→ Given problem:
Skip every picture and transcribe the remaining material exactly.

→ Input for this task:
___
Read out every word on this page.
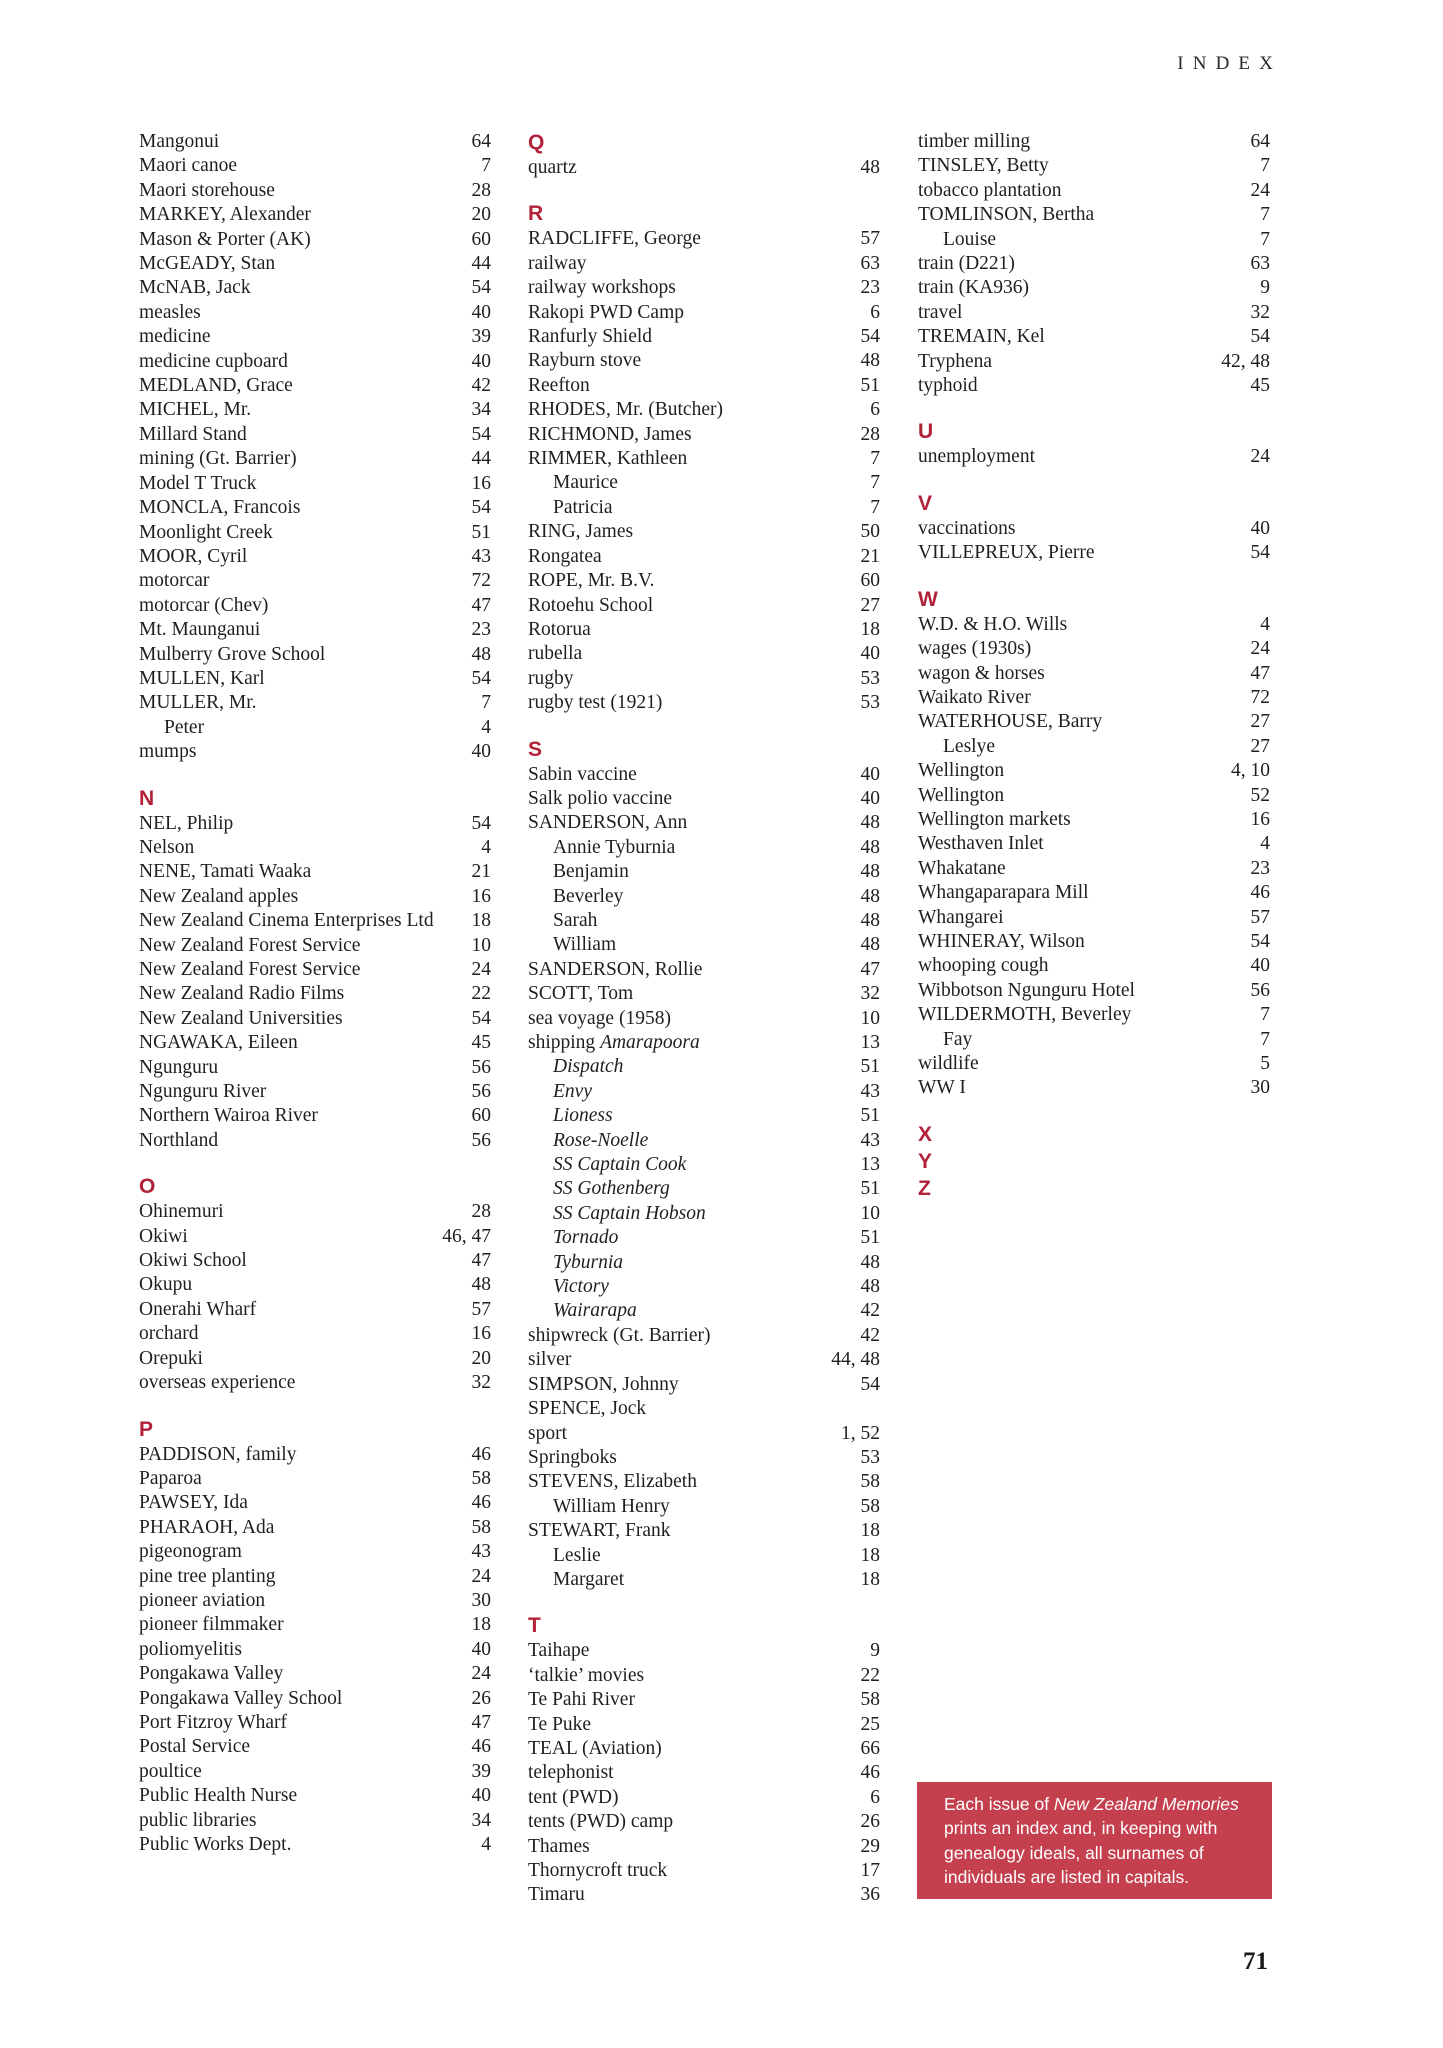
INDEX
Mangonui	64
Maori canoe	7
Maori storehouse	28
MARKEY, Alexander	20
Mason & Porter (AK)	60
McGEADY, Stan	44
McNAB, Jack	54
measles	40
medicine	39
medicine cupboard	40
MEDLAND, Grace	42
MICHEL, Mr.	34
Millard Stand	54
mining (Gt. Barrier)	44
Model T Truck	16
MONCLA, Francois	54
Moonlight Creek	51
MOOR, Cyril	43
motorcar	72
motorcar (Chev)	47
Mt. Maunganui	23
Mulberry Grove School	48
MULLEN, Karl	54
MULLER, Mr.	7
Peter	4
mumps	40
N
NEL, Philip	54
Nelson	4
NENE, Tamati Waaka	21
New Zealand apples	16
New Zealand Cinema Enterprises Ltd	18
New Zealand Forest Service	10
New Zealand Forest Service	24
New Zealand Radio Films	22
New Zealand Universities	54
NGAWAKA, Eileen	45
Ngunguru	56
Ngunguru River	56
Northern Wairoa River	60
Northland	56
O
Ohinemuri	28
Okiwi	46, 47
Okiwi School	47
Okupu	48
Onerahi Wharf	57
orchard	16
Orepuki	20
overseas experience	32
P
PADDISON, family	46
Paparoa	58
PAWSEY, Ida	46
PHARAOH, Ada	58
pigeonogram	43
pine tree planting	24
pioneer aviation	30
pioneer filmmaker	18
poliomyelitis	40
Pongakawa Valley	24
Pongakawa Valley School	26
Port Fitzroy Wharf	47
Postal Service	46
poultice	39
Public Health Nurse	40
public libraries	34
Public Works Dept.	4
Q
quartz	48
R
RADCLIFFE, George	57
railway	63
railway workshops	23
Rakopi PWD Camp	6
Ranfurly Shield	54
Rayburn stove	48
Reefton	51
RHODES, Mr. (Butcher)	6
RICHMOND, James	28
RIMMER, Kathleen	7
Maurice	7
Patricia	7
RING, James	50
Rongatea	21
ROPE, Mr. B.V.	60
Rotoehu School	27
Rotorua	18
rubella	40
rugby	53
rugby test (1921)	53
S
Sabin vaccine	40
Salk polio vaccine	40
SANDERSON, Ann	48
Annie Tyburnia	48
Benjamin	48
Beverley	48
Sarah	48
William	48
SANDERSON, Rollie	47
SCOTT, Tom	32
sea voyage (1958)	10
shipping Amarapoora	13
Dispatch	51
Envy	43
Lioness	51
Rose-Noelle	43
SS Captain Cook	13
SS Gothenberg	51
SS Captain Hobson	10
Tornado	51
Tyburnia	48
Victory	48
Wairarapa	42
shipwreck (Gt. Barrier)	42
silver	44, 48
SIMPSON, Johnny	54
SPENCE, Jock
sport	1, 52
Springboks	53
STEVENS, Elizabeth	58
William Henry	58
STEWART, Frank	18
Leslie	18
Margaret	18
T
Taihape	9
‘talkie’ movies	22
Te Pahi River	58
Te Puke	25
TEAL (Aviation)	66
telephonist	46
tent (PWD)	6
tents (PWD) camp	26
Thames	29
Thornycroft truck	17
Timaru	36
timber milling	64
TINSLEY, Betty	7
tobacco plantation	24
TOMLINSON, Bertha	7
Louise	7
train (D221)	63
train (KA936)	9
travel	32
TREMAIN, Kel	54
Tryphena	42, 48
typhoid	45
U
unemployment	24
V
vaccinations	40
VILLEPREUX, Pierre	54
W
W.D. & H.O. Wills	4
wages (1930s)	24
wagon & horses	47
Waikato River	72
WATERHOUSE, Barry	27
Leslye	27
Wellington	4, 10
Wellington	52
Wellington markets	16
Westhaven Inlet	4
Whakatane	23
Whangaparapara Mill	46
Whangarei	57
WHINERAY, Wilson	54
whooping cough	40
Wibbotson Ngunguru Hotel	56
WILDERMOTH, Beverley	7
Fay	7
wildlife	5
WW I	30
X
Y
Z
Each issue of New Zealand Memories
prints an index and, in keeping with
genealogy ideals, all surnames of
individuals are listed in capitals.
71
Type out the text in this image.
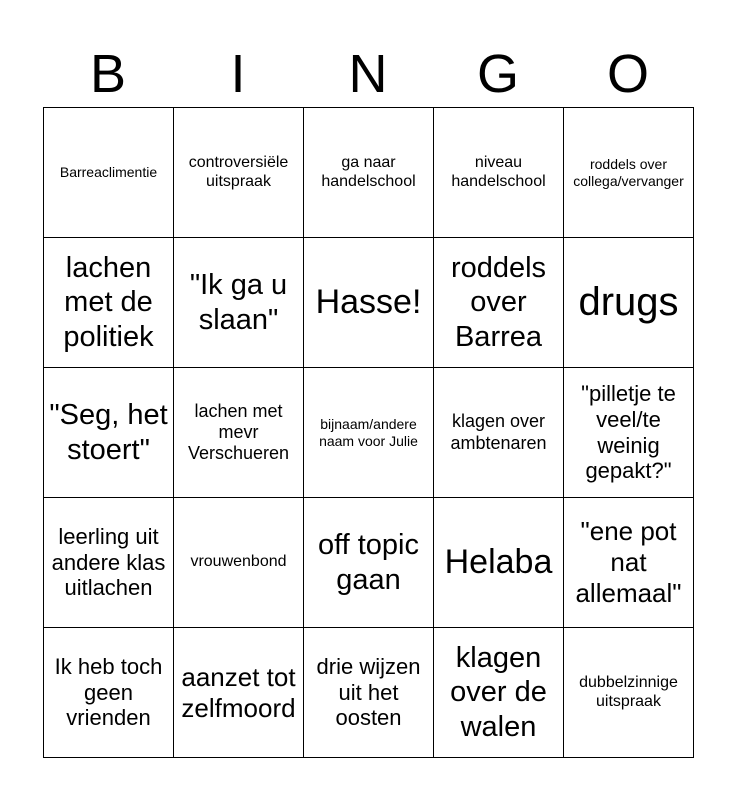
B	I	N	G	O
Barreaclimentie	controversiële uitspraak	ga naar handelschool	niveau handelschool	roddels over collega/vervanger
lachen met de politiek	"Ik ga u slaan"	Hasse!	roddels over Barrea	drugs
"Seg, het stoert"	lachen met mevr Verschueren	bijnaam/andere naam voor Julie	klagen over ambtenaren	"pilletje te veel/te weinig gepakt?"
leerling uit andere klas uitlachen	vrouwenbond	off topic gaan	Helaba	"ene pot nat allemaal"
Ik heb toch geen vrienden	aanzet tot zelfmoord	drie wijzen uit het oosten	klagen over de walen	dubbelzinnige uitspraak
___
→ Solution to the exercise:
Read out every word on this page.
INDEX
Mangonui	64
Maori canoe	7
Maori storehouse	28
MARKEY, Alexander	20
Mason & Porter (AK)	60
McGEADY, Stan	44
McNAB, Jack	54
measles	40
medicine	39
medicine cupboard	40
MEDLAND, Grace	42
MICHEL, Mr.	34
Millard Stand	54
mining (Gt. Barrier)	44
Model T Truck	16
MONCLA, Francois	54
Moonlight Creek	51
MOOR, Cyril	43
motorcar	72
motorcar (Chev)	47
Mt. Maunganui	23
Mulberry Grove School	48
MULLEN, Karl	54
MULLER, Mr.	7
Peter	4
mumps	40
N
NEL, Philip	54
Nelson	4
NENE, Tamati Waaka	21
New Zealand apples	16
New Zealand Cinema Enterprises Ltd	18
New Zealand Forest Service	10
New Zealand Forest Service	24
New Zealand Radio Films	22
New Zealand Universities	54
NGAWAKA, Eileen	45
Ngunguru	56
Ngunguru River	56
Northern Wairoa River	60
Northland	56
O
Ohinemuri	28
Okiwi	46, 47
Okiwi School	47
Okupu	48
Onerahi Wharf	57
orchard	16
Orepuki	20
overseas experience	32
P
PADDISON, family	46
Paparoa	58
PAWSEY, Ida	46
PHARAOH, Ada	58
pigeonogram	43
pine tree planting	24
pioneer aviation	30
pioneer filmmaker	18
poliomyelitis	40
Pongakawa Valley	24
Pongakawa Valley School	26
Port Fitzroy Wharf	47
Postal Service	46
poultice	39
Public Health Nurse	40
public libraries	34
Public Works Dept.	4
Q
quartz	48
R
RADCLIFFE, George	57
railway	63
railway workshops	23
Rakopi PWD Camp	6
Ranfurly Shield	54
Rayburn stove	48
Reefton	51
RHODES, Mr. (Butcher)	6
RICHMOND, James	28
RIMMER, Kathleen	7
Maurice	7
Patricia	7
RING, James	50
Rongatea	21
ROPE, Mr. B.V.	60
Rotoehu School	27
Rotorua	18
rubella	40
rugby	53
rugby test (1921)	53
S
Sabin vaccine	40
Salk polio vaccine	40
SANDERSON, Ann	48
Annie Tyburnia	48
Benjamin	48
Beverley	48
Sarah	48
William	48
SANDERSON, Rollie	47
SCOTT, Tom	32
sea voyage (1958)	10
shipping Amarapoora	13
Dispatch	51
Envy	43
Lioness	51
Rose-Noelle	43
SS Captain Cook	13
SS Gothenberg	51
SS Captain Hobson	10
Tornado	51
Tyburnia	48
Victory	48
Wairarapa	42
shipwreck (Gt. Barrier)	42
silver	44, 48
SIMPSON, Johnny	54
SPENCE, Jock
sport	1, 52
Springboks	53
STEVENS, Elizabeth	58
William Henry	58
STEWART, Frank	18
Leslie	18
Margaret	18
T
Taihape	9
‘talkie’ movies	22
Te Pahi River	58
Te Puke	25
TEAL (Aviation)	66
telephonist	46
tent (PWD)	6
tents (PWD) camp	26
Thames	29
Thornycroft truck	17
Timaru	36
timber milling	64
TINSLEY, Betty	7
tobacco plantation	24
TOMLINSON, Bertha	7
Louise	7
train (D221)	63
train (KA936)	9
travel	32
TREMAIN, Kel	54
Tryphena	42, 48
typhoid	45
U
unemployment	24
V
vaccinations	40
VILLEPREUX, Pierre	54
W
W.D. & H.O. Wills	4
wages (1930s)	24
wagon & horses	47
Waikato River	72
WATERHOUSE, Barry	27
Leslye	27
Wellington	4, 10
Wellington	52
Wellington markets	16
Westhaven Inlet	4
Whakatane	23
Whangaparapara Mill	46
Whangarei	57
WHINERAY, Wilson	54
whooping cough	40
Wibbotson Ngunguru Hotel	56
WILDERMOTH, Beverley	7
Fay	7
wildlife	5
WW I	30
X
Y
Z
Each issue of New Zealand Memories
prints an index and, in keeping with
genealogy ideals, all surnames of
individuals are listed in capitals.
71
Type out the text in this image.
B	I	N	G	O
Barreaclimentie	controversiële uitspraak	ga naar handelschool	niveau handelschool	roddels over collega/vervanger
lachen met de politiek	"Ik ga u slaan"	Hasse!	roddels over Barrea	drugs
"Seg, het stoert"	lachen met mevr Verschueren	bijnaam/andere naam voor Julie	klagen over ambtenaren	"pilletje te veel/te weinig gepakt?"
leerling uit andere klas uitlachen	vrouwenbond	off topic gaan	Helaba	"ene pot nat allemaal"
Ik heb toch geen vrienden	aanzet tot zelfmoord	drie wijzen uit het oosten	klagen over de walen	dubbelzinnige uitspraak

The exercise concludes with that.